Objective
Retype the records below word for word and omit any image.

[Structured figure records]
**********
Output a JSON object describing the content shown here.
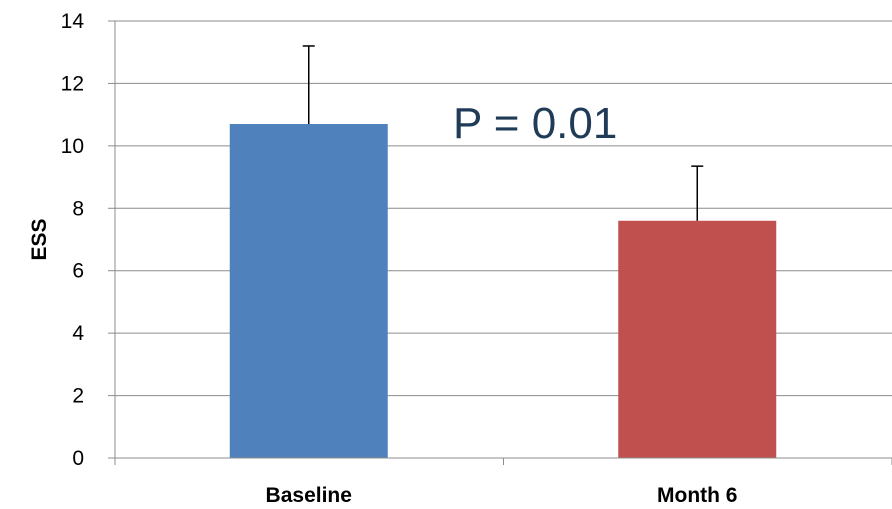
{
  "chart_data": {
    "type": "bar",
    "categories": [
      "Baseline",
      "Month 6"
    ],
    "values": [
      10.7,
      7.6
    ],
    "error_upper": [
      13.2,
      9.35
    ],
    "ylabel": "ESS",
    "xlabel": "",
    "ylim": [
      0,
      14
    ],
    "yticks": [
      0,
      2,
      4,
      6,
      8,
      10,
      12,
      14
    ],
    "grid": true,
    "bar_colors": [
      "#4f81bd",
      "#c0504d"
    ],
    "annotation": "P = 0.01"
  }
}
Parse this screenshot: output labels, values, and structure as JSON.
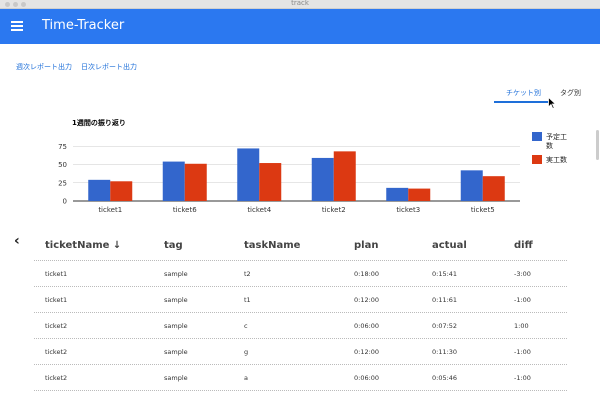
{
  "window": {
    "title": "track"
  },
  "appbar": {
    "title": "Time-Tracker",
    "menu_icon": "hamburger-menu-icon",
    "color": "#2b78f0"
  },
  "report_links": {
    "weekly": "週次レポート出力",
    "daily": "日次レポート出力"
  },
  "tabs": [
    {
      "label": "チケット別",
      "active": true
    },
    {
      "label": "タグ別",
      "active": false
    }
  ],
  "chart": {
    "title": "1週間の振り返り"
  },
  "chart_data": {
    "type": "bar",
    "title": "1週間の振り返り",
    "categories": [
      "ticket1",
      "ticket6",
      "ticket4",
      "ticket2",
      "ticket3",
      "ticket5"
    ],
    "series": [
      {
        "name": "予定工数",
        "color": "#3366cc",
        "values": [
          29,
          54,
          72,
          59,
          18,
          42
        ]
      },
      {
        "name": "実工数",
        "color": "#dc3912",
        "values": [
          27,
          51,
          52,
          68,
          17,
          34
        ]
      }
    ],
    "ylim": [
      0,
      100
    ],
    "yticks": [
      0,
      25,
      50,
      75
    ],
    "grid": true,
    "legend": "right"
  },
  "table": {
    "back_icon": "chevron-left-icon",
    "headers": [
      "ticketName ↓",
      "tag",
      "taskName",
      "plan",
      "actual",
      "diff"
    ],
    "rows": [
      [
        "ticket1",
        "sample",
        "t2",
        "0:18:00",
        "0:15:41",
        "-3:00"
      ],
      [
        "ticket1",
        "sample",
        "t1",
        "0:12:00",
        "0:11:61",
        "-1:00"
      ],
      [
        "ticket2",
        "sample",
        "c",
        "0:06:00",
        "0:07:52",
        "1:00"
      ],
      [
        "ticket2",
        "sample",
        "g",
        "0:12:00",
        "0:11:30",
        "-1:00"
      ],
      [
        "ticket2",
        "sample",
        "a",
        "0:06:00",
        "0:05:46",
        "-1:00"
      ]
    ]
  }
}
**********
Exercise answer
Output a JSON object describing the content shown here.
{
  "chart_data": {
    "type": "bar",
    "categories": [
      "Baseline",
      "Month 6"
    ],
    "values": [
      10.7,
      7.6
    ],
    "error_upper": [
      13.2,
      9.35
    ],
    "ylabel": "ESS",
    "xlabel": "",
    "ylim": [
      0,
      14
    ],
    "yticks": [
      0,
      2,
      4,
      6,
      8,
      10,
      12,
      14
    ],
    "grid": true,
    "bar_colors": [
      "#4f81bd",
      "#c0504d"
    ],
    "annotation": "P = 0.01"
  }
}
Parse this screenshot: output labels, values, and structure as JSON.
{
  "window": {
    "title": "track"
  },
  "appbar": {
    "title": "Time-Tracker",
    "menu_icon": "hamburger-menu-icon",
    "color": "#2b78f0"
  },
  "report_links": {
    "weekly": "週次レポート出力",
    "daily": "日次レポート出力"
  },
  "tabs": [
    {
      "label": "チケット別",
      "active": true
    },
    {
      "label": "タグ別",
      "active": false
    }
  ],
  "chart": {
    "title": "1週間の振り返り"
  },
  "chart_data": {
    "type": "bar",
    "title": "1週間の振り返り",
    "categories": [
      "ticket1",
      "ticket6",
      "ticket4",
      "ticket2",
      "ticket3",
      "ticket5"
    ],
    "series": [
      {
        "name": "予定工数",
        "color": "#3366cc",
        "values": [
          29,
          54,
          72,
          59,
          18,
          42
        ]
      },
      {
        "name": "実工数",
        "color": "#dc3912",
        "values": [
          27,
          51,
          52,
          68,
          17,
          34
        ]
      }
    ],
    "ylim": [
      0,
      100
    ],
    "yticks": [
      0,
      25,
      50,
      75
    ],
    "grid": true,
    "legend": "right"
  },
  "table": {
    "back_icon": "chevron-left-icon",
    "headers": [
      "ticketName ↓",
      "tag",
      "taskName",
      "plan",
      "actual",
      "diff"
    ],
    "rows": [
      [
        "ticket1",
        "sample",
        "t2",
        "0:18:00",
        "0:15:41",
        "-3:00"
      ],
      [
        "ticket1",
        "sample",
        "t1",
        "0:12:00",
        "0:11:61",
        "-1:00"
      ],
      [
        "ticket2",
        "sample",
        "c",
        "0:06:00",
        "0:07:52",
        "1:00"
      ],
      [
        "ticket2",
        "sample",
        "g",
        "0:12:00",
        "0:11:30",
        "-1:00"
      ],
      [
        "ticket2",
        "sample",
        "a",
        "0:06:00",
        "0:05:46",
        "-1:00"
      ]
    ]
  }
}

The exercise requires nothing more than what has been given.